--- begin Working data ---

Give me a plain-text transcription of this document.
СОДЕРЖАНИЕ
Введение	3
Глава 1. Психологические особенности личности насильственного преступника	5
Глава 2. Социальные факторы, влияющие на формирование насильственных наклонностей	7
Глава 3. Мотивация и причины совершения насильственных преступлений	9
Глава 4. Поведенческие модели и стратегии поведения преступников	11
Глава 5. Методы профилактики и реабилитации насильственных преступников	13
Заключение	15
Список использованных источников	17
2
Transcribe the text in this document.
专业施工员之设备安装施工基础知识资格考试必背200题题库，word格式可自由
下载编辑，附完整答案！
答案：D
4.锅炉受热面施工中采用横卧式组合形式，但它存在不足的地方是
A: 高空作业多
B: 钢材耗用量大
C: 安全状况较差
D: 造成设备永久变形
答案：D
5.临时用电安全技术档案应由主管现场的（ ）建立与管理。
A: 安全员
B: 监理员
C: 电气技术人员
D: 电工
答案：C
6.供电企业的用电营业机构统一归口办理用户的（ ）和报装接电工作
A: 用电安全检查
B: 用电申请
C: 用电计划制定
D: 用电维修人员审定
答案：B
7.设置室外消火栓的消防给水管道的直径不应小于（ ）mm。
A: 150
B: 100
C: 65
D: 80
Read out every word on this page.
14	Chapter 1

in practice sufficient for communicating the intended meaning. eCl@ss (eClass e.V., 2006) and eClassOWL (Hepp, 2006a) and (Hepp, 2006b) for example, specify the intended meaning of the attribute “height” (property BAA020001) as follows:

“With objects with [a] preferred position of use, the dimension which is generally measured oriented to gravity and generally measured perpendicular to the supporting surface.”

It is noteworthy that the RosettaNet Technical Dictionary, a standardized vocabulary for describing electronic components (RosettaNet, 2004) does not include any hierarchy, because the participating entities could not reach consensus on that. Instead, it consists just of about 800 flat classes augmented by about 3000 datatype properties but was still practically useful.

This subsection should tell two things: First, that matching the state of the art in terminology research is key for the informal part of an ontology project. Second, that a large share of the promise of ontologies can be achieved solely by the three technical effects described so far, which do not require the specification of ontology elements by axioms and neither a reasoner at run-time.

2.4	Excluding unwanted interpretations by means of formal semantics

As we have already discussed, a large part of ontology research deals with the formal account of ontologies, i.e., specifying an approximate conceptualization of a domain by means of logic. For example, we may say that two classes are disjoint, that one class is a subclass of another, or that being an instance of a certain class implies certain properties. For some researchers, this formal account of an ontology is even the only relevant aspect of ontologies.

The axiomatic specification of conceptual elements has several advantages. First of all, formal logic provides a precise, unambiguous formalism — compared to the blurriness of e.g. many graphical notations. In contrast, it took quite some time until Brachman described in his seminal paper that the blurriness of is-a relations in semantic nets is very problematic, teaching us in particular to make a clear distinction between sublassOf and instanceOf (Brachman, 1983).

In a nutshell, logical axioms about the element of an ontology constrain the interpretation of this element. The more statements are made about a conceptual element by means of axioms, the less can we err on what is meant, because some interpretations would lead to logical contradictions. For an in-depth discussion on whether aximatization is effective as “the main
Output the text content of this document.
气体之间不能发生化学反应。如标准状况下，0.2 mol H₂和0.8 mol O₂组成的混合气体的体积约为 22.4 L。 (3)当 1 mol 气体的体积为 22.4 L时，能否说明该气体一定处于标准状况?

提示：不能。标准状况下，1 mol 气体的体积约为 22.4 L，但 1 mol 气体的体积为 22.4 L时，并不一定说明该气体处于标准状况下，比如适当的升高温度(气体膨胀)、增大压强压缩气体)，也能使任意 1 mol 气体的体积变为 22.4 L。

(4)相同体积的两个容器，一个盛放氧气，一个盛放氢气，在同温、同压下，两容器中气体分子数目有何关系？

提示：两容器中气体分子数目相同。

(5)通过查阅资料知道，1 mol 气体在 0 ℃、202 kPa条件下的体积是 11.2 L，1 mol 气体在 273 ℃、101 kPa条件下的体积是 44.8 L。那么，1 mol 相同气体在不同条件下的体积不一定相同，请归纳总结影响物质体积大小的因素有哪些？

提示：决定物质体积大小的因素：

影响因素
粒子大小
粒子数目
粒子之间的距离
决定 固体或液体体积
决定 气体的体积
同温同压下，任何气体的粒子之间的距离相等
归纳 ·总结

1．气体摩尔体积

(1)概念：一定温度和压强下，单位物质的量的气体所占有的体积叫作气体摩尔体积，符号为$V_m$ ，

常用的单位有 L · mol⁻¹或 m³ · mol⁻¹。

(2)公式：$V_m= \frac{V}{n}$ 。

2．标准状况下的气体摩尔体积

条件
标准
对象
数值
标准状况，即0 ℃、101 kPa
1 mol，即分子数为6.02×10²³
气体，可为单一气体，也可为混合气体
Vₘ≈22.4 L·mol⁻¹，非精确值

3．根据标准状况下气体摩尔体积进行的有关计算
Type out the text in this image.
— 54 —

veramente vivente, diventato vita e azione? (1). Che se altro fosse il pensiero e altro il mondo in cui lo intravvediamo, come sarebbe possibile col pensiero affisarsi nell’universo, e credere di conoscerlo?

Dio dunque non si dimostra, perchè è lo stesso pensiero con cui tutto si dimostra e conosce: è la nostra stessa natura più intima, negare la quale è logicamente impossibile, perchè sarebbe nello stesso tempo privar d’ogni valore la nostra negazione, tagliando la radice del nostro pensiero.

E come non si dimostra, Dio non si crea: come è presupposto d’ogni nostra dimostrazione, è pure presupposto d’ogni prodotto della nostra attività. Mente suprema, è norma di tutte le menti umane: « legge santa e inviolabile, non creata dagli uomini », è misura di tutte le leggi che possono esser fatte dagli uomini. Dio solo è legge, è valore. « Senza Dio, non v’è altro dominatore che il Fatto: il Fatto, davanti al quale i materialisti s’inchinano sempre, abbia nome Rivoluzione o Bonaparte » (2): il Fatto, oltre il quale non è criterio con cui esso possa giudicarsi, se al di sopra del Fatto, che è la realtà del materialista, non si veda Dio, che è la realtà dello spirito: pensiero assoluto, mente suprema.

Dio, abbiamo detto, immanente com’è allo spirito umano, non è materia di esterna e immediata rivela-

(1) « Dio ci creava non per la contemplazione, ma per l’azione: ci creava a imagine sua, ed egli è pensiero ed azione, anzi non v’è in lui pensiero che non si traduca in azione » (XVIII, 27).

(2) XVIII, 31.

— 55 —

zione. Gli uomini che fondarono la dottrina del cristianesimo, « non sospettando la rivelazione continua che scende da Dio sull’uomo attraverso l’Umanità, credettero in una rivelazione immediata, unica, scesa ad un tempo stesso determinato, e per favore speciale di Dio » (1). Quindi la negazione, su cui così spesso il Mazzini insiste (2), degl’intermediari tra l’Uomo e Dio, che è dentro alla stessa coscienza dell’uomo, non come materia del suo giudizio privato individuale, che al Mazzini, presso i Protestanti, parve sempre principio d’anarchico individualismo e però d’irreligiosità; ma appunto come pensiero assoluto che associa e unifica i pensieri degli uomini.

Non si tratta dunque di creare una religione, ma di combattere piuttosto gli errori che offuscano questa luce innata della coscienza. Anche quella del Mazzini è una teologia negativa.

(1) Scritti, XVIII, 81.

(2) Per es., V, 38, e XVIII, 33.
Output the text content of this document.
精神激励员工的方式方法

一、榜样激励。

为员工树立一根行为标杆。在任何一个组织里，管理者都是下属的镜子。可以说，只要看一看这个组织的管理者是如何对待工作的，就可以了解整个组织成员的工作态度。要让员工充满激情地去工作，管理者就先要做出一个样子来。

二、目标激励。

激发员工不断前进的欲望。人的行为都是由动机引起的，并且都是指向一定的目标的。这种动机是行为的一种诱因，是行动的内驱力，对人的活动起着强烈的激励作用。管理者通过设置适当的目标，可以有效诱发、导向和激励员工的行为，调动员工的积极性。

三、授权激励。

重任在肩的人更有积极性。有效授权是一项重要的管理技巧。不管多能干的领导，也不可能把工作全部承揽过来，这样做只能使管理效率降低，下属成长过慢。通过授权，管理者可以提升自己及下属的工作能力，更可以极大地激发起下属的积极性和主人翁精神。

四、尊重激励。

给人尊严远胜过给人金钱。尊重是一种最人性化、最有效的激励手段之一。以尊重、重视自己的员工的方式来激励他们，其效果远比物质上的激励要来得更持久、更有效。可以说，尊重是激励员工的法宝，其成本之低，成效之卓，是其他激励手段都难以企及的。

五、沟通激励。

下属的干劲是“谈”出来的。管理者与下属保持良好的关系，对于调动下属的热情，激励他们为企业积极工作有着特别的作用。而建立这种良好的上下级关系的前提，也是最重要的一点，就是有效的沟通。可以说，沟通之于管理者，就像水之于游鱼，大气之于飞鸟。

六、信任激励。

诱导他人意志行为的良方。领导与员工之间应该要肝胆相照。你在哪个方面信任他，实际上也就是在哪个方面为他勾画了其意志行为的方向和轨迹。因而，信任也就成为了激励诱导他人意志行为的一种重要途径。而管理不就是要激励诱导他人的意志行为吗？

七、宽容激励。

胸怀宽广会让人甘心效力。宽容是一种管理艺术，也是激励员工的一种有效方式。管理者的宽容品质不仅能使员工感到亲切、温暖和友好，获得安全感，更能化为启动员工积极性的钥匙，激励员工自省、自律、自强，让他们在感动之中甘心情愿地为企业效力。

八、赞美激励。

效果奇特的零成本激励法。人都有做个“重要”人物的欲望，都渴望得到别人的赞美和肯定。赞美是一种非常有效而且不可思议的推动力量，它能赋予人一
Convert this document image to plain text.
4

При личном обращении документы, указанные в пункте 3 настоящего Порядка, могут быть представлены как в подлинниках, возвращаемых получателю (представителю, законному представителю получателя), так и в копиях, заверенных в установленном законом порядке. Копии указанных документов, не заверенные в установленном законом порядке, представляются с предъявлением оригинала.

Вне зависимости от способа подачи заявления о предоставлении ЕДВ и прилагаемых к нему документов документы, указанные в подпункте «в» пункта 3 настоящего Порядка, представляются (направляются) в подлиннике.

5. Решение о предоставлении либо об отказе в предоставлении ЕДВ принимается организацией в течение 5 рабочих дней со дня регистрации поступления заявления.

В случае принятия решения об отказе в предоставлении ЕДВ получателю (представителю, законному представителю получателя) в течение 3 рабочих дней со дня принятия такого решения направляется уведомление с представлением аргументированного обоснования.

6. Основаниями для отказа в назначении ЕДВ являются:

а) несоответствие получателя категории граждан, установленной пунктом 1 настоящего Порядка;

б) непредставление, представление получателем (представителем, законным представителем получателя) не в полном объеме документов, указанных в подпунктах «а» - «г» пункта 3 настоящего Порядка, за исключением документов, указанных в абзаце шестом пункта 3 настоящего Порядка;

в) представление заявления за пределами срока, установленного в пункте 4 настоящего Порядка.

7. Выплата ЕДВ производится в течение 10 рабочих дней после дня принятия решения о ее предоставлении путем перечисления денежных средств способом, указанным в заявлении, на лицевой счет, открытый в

--- end Working data ---

> _Directions_
Check each line of the entries above, and show every one holding the word "решения".

> _In response_
В случае принятия решения об отказе в предоставлении ЕДВ получателю (представителю, законному представителю получателя) в течение 3 рабочих дней со дня принятия такого решения направляется уведомление с представлением аргументированного обоснования.
7. Выплата ЕДВ производится в течение 10 рабочих дней после дня принятия решения о ее предоставлении путем перечисления денежных средств способом, указанным в заявлении, на лицевой счет, открытый в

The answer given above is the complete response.